From the listing below, select every line where the word "compression" appears.

(Dataset entries on figures)
>> Begin
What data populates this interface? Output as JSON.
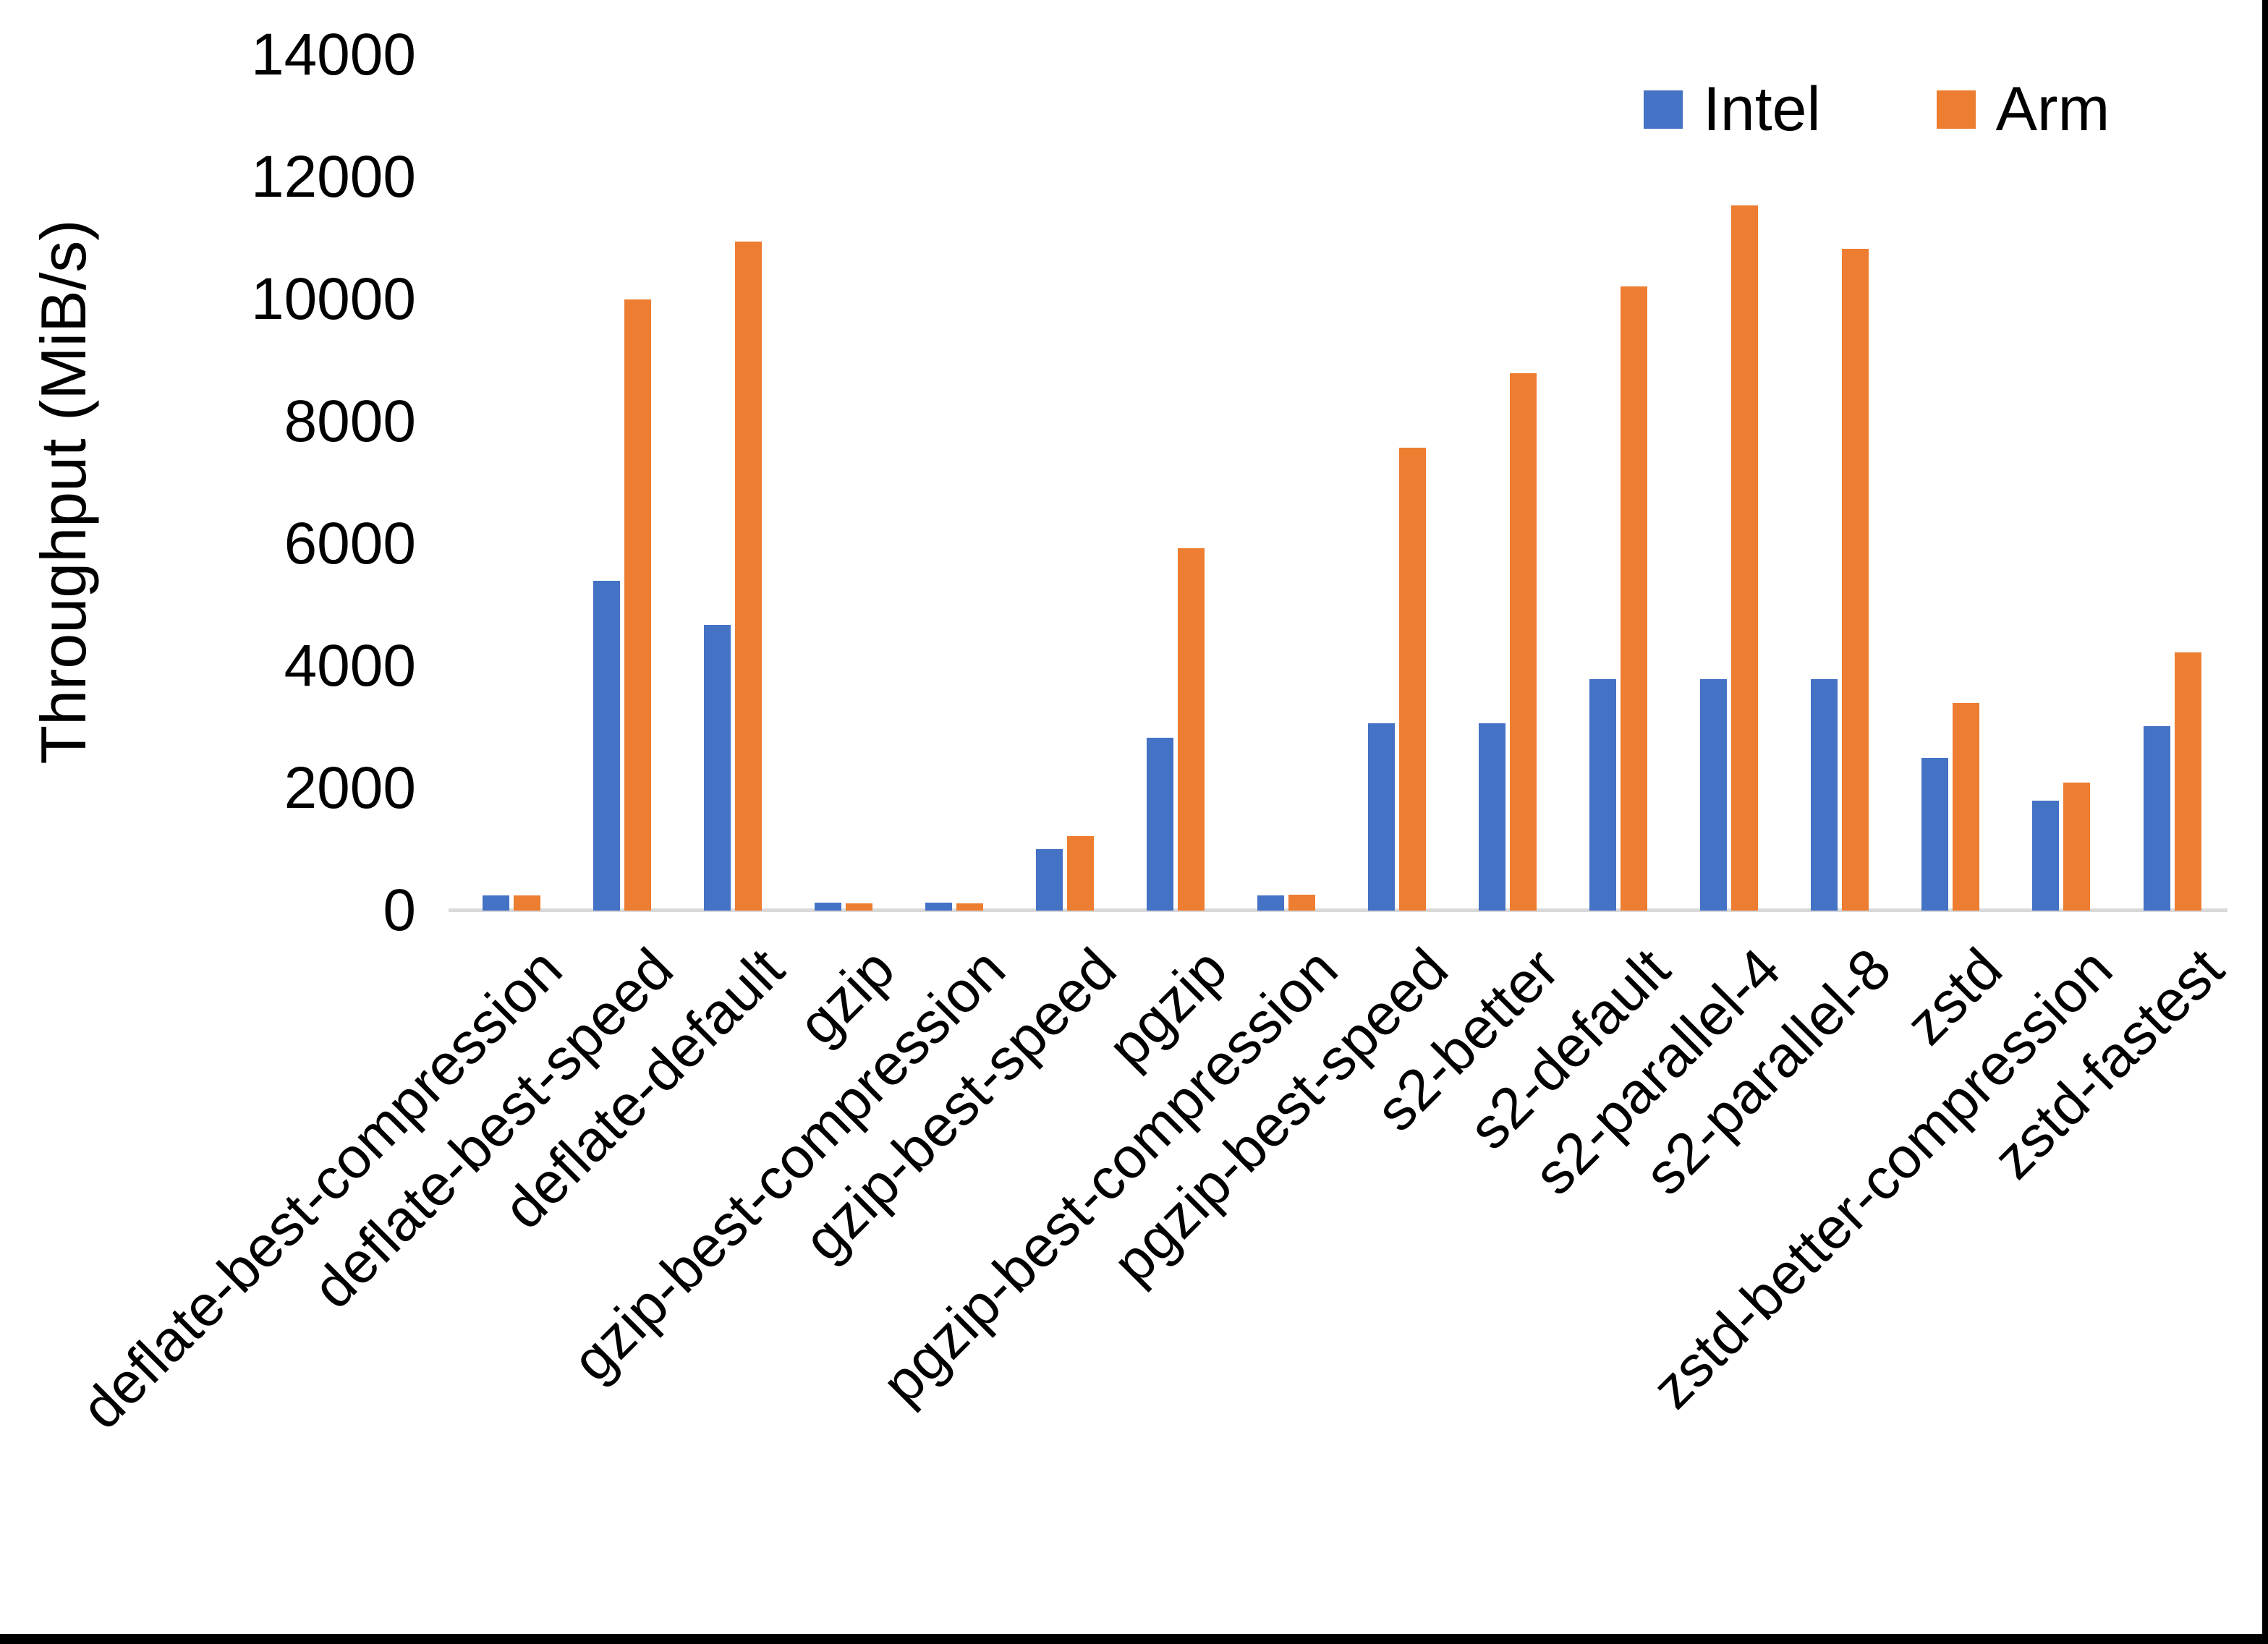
{
  "page": {
    "background": "#ffffff",
    "right_border_color": "#000000",
    "bottom_border_color": "#000000"
  },
  "chart_data": {
    "type": "bar",
    "title": "",
    "xlabel": "",
    "ylabel": "Throughput (MiB/s)",
    "ylim": [
      0,
      14000
    ],
    "yticks": [
      0,
      2000,
      4000,
      6000,
      8000,
      10000,
      12000,
      14000
    ],
    "grid": false,
    "legend_position": "top-right",
    "axis_line_color": "#D9D9D9",
    "categories": [
      "deflate-best-compression",
      "deflate-best-speed",
      "deflate-default",
      "gzip",
      "gzip-best-compression",
      "gzip-best-speed",
      "pgzip",
      "pgzip-best-compression",
      "pgzip-best-speed",
      "s2-better",
      "s2-default",
      "s2-parallel-4",
      "s2-parallel-8",
      "zstd",
      "zstd-better-compression",
      "zstd-fastest"
    ],
    "series": [
      {
        "name": "Intel",
        "color": "#4472C4",
        "values": [
          250,
          5400,
          4670,
          135,
          135,
          1000,
          2830,
          250,
          3060,
          3060,
          3790,
          3790,
          3790,
          2500,
          1800,
          3020
        ]
      },
      {
        "name": "Arm",
        "color": "#ED7D31",
        "values": [
          250,
          10000,
          10950,
          115,
          120,
          1220,
          5930,
          260,
          7570,
          8790,
          10210,
          11540,
          10830,
          3400,
          2100,
          4220
        ]
      }
    ]
  }
}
>> End
Response below:
      "deflate-best-compression",
      "gzip-best-compression",
      "pgzip-best-compression",
      "zstd-better-compression",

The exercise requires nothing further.